Extracted entries:
_ _ _

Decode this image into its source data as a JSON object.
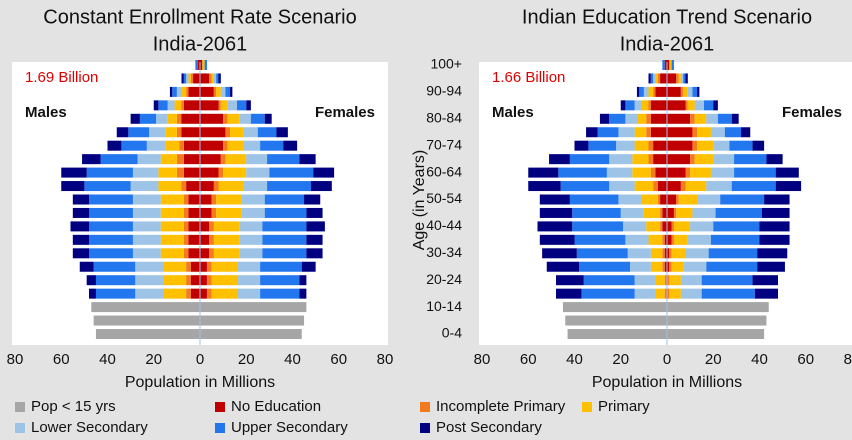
{
  "chart_data": [
    {
      "type": "pyramid",
      "title": "Constant Enrollment Rate Scenario",
      "subtitle": "India-2061",
      "annotation": "1.69 Billion",
      "left_label": "Males",
      "right_label": "Females",
      "xlabel": "Population in Millions",
      "xlim": [
        -80,
        80
      ],
      "xticks": [
        {
          "value": -80,
          "label": "80"
        },
        {
          "value": -60,
          "label": "60"
        },
        {
          "value": -40,
          "label": "40"
        },
        {
          "value": -20,
          "label": "20"
        },
        0,
        20,
        40,
        60,
        80
      ],
      "series": [
        {
          "males": [
            -45,
            -46,
            -47,
            0,
            0,
            0,
            0,
            0,
            0,
            0,
            0,
            0,
            0,
            0,
            0,
            0,
            0,
            0,
            0,
            0,
            0
          ],
          "females": [
            44,
            45,
            46,
            0,
            0,
            0,
            0,
            0,
            0,
            0,
            0,
            0,
            0,
            0,
            0,
            0,
            0,
            0,
            0,
            0,
            0
          ]
        },
        {
          "males": [
            0,
            0,
            0,
            -4,
            -4,
            -4,
            -5,
            -5,
            -5,
            -5,
            -5,
            -6,
            -7,
            -7,
            -7,
            -8,
            -8,
            -7,
            -5,
            -3,
            -1
          ],
          "females": [
            0,
            0,
            0,
            3,
            3,
            3,
            4,
            4,
            4,
            5,
            5,
            6,
            8,
            9,
            10,
            11,
            10,
            8,
            6,
            4,
            1
          ]
        },
        {
          "males": [
            0,
            0,
            0,
            -2,
            -2,
            -2,
            -2,
            -2,
            -2,
            -2,
            -2,
            -2,
            -3,
            -3,
            -2,
            -2,
            -2,
            -1,
            -1,
            -1,
            0
          ],
          "females": [
            0,
            0,
            0,
            2,
            2,
            2,
            2,
            2,
            2,
            2,
            2,
            2,
            2,
            2,
            2,
            2,
            2,
            1,
            1,
            1,
            0
          ]
        },
        {
          "males": [
            0,
            0,
            0,
            -10,
            -10,
            -10,
            -10,
            -10,
            -10,
            -10,
            -10,
            -10,
            -8,
            -7,
            -6,
            -5,
            -4,
            -3,
            -2,
            -1,
            0
          ],
          "females": [
            0,
            0,
            0,
            11,
            11,
            11,
            11,
            11,
            11,
            11,
            11,
            11,
            10,
            9,
            7,
            6,
            5,
            3,
            2,
            1,
            1
          ]
        },
        {
          "males": [
            0,
            0,
            0,
            -12,
            -12,
            -12,
            -12,
            -12,
            -12,
            -12,
            -12,
            -12,
            -11,
            -10,
            -8,
            -7,
            -5,
            -3,
            -2,
            -1,
            0
          ],
          "females": [
            0,
            0,
            0,
            10,
            10,
            10,
            10,
            10,
            10,
            10,
            10,
            10,
            10,
            9,
            7,
            6,
            5,
            4,
            2,
            1,
            0
          ]
        },
        {
          "males": [
            0,
            0,
            0,
            -17,
            -17,
            -18,
            -19,
            -19,
            -19,
            -19,
            -19,
            -20,
            -20,
            -16,
            -11,
            -9,
            -7,
            -4,
            -2,
            -1,
            -1
          ],
          "females": [
            0,
            0,
            0,
            17,
            17,
            18,
            19,
            19,
            19,
            18,
            17,
            19,
            19,
            14,
            10,
            8,
            6,
            4,
            2,
            1,
            1
          ]
        },
        {
          "males": [
            0,
            0,
            0,
            -3,
            -4,
            -6,
            -7,
            -7,
            -8,
            -7,
            -7,
            -10,
            -11,
            -8,
            -6,
            -5,
            -4,
            -2,
            -1,
            -1,
            0
          ],
          "females": [
            0,
            0,
            0,
            3,
            3,
            6,
            7,
            7,
            8,
            7,
            7,
            9,
            9,
            7,
            6,
            5,
            3,
            2,
            1,
            1,
            0
          ]
        }
      ]
    },
    {
      "type": "pyramid",
      "title": "Indian Education Trend Scenario",
      "subtitle": "India-2061",
      "annotation": "1.66 Billion",
      "left_label": "Males",
      "right_label": "Females",
      "xlabel": "Population in Millions",
      "ylabel": "Age (in Years)",
      "categories": [
        "0-4",
        null,
        "10-14",
        null,
        "20-24",
        null,
        "30-34",
        null,
        "40-44",
        null,
        "50-54",
        null,
        "60-64",
        null,
        "70-74",
        null,
        "80-84",
        null,
        "90-94",
        null,
        "100+"
      ],
      "xlim": [
        -80,
        80
      ],
      "xticks": [
        {
          "value": -80,
          "label": "80"
        },
        {
          "value": -60,
          "label": "60"
        },
        {
          "value": -40,
          "label": "40"
        },
        {
          "value": -20,
          "label": "20"
        },
        0,
        20,
        40,
        60,
        80
      ],
      "series": [
        {
          "males": [
            -43,
            -44,
            -45,
            0,
            0,
            0,
            0,
            0,
            0,
            0,
            0,
            0,
            0,
            0,
            0,
            0,
            0,
            0,
            0,
            0,
            0
          ],
          "females": [
            42,
            43,
            44,
            0,
            0,
            0,
            0,
            0,
            0,
            0,
            0,
            0,
            0,
            0,
            0,
            0,
            0,
            0,
            0,
            0,
            0
          ]
        },
        {
          "males": [
            0,
            0,
            0,
            0,
            0,
            -1,
            -1,
            -1,
            -2,
            -2,
            -3,
            -4,
            -5,
            -6,
            -6,
            -7,
            -7,
            -7,
            -5,
            -3,
            -1
          ],
          "females": [
            0,
            0,
            0,
            0,
            0,
            1,
            1,
            2,
            2,
            3,
            4,
            6,
            8,
            10,
            11,
            11,
            10,
            8,
            6,
            4,
            1
          ]
        },
        {
          "males": [
            0,
            0,
            0,
            -1,
            -1,
            -1,
            -1,
            -1,
            -1,
            -1,
            -1,
            -2,
            -2,
            -2,
            -2,
            -2,
            -2,
            -1,
            -1,
            -1,
            0
          ],
          "females": [
            0,
            0,
            0,
            1,
            1,
            1,
            1,
            1,
            1,
            1,
            1,
            2,
            2,
            2,
            2,
            2,
            2,
            1,
            1,
            1,
            0
          ]
        },
        {
          "males": [
            0,
            0,
            0,
            -4,
            -4,
            -5,
            -5,
            -6,
            -6,
            -7,
            -7,
            -8,
            -8,
            -7,
            -6,
            -5,
            -4,
            -3,
            -2,
            -1,
            0
          ],
          "females": [
            0,
            0,
            0,
            5,
            5,
            5,
            6,
            6,
            7,
            7,
            8,
            9,
            9,
            8,
            7,
            6,
            5,
            3,
            2,
            1,
            1
          ]
        },
        {
          "males": [
            0,
            0,
            0,
            -9,
            -9,
            -9,
            -10,
            -10,
            -10,
            -10,
            -10,
            -11,
            -11,
            -10,
            -8,
            -7,
            -5,
            -3,
            -2,
            -1,
            0
          ],
          "females": [
            0,
            0,
            0,
            9,
            9,
            10,
            10,
            10,
            10,
            10,
            10,
            11,
            10,
            9,
            7,
            6,
            5,
            4,
            2,
            1,
            0
          ]
        },
        {
          "males": [
            0,
            0,
            0,
            -23,
            -22,
            -22,
            -22,
            -22,
            -22,
            -21,
            -21,
            -21,
            -21,
            -17,
            -12,
            -9,
            -7,
            -4,
            -2,
            -1,
            -1
          ],
          "females": [
            0,
            0,
            0,
            23,
            22,
            22,
            21,
            21,
            20,
            20,
            19,
            19,
            18,
            14,
            10,
            7,
            6,
            4,
            2,
            1,
            1
          ]
        },
        {
          "males": [
            0,
            0,
            0,
            -11,
            -12,
            -14,
            -15,
            -15,
            -15,
            -14,
            -13,
            -14,
            -13,
            -9,
            -6,
            -5,
            -4,
            -2,
            -1,
            -1,
            0
          ],
          "females": [
            0,
            0,
            0,
            10,
            11,
            12,
            13,
            13,
            13,
            12,
            11,
            11,
            10,
            7,
            5,
            4,
            3,
            2,
            1,
            1,
            0
          ]
        }
      ]
    }
  ],
  "legend": [
    {
      "name": "Pop < 15 yrs",
      "color": "#a6a6a6"
    },
    {
      "name": "No Education",
      "color": "#c00000"
    },
    {
      "name": "Incomplete Primary",
      "color": "#f47a20"
    },
    {
      "name": "Primary",
      "color": "#ffc000"
    },
    {
      "name": "Lower Secondary",
      "color": "#9dc3e6"
    },
    {
      "name": "Upper Secondary",
      "color": "#2277ee"
    },
    {
      "name": "Post Secondary",
      "color": "#000080"
    }
  ]
}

_ _ _

Task to carry out:
Your answer should be one number: how many lines of the listing include the word "color".

Response:
7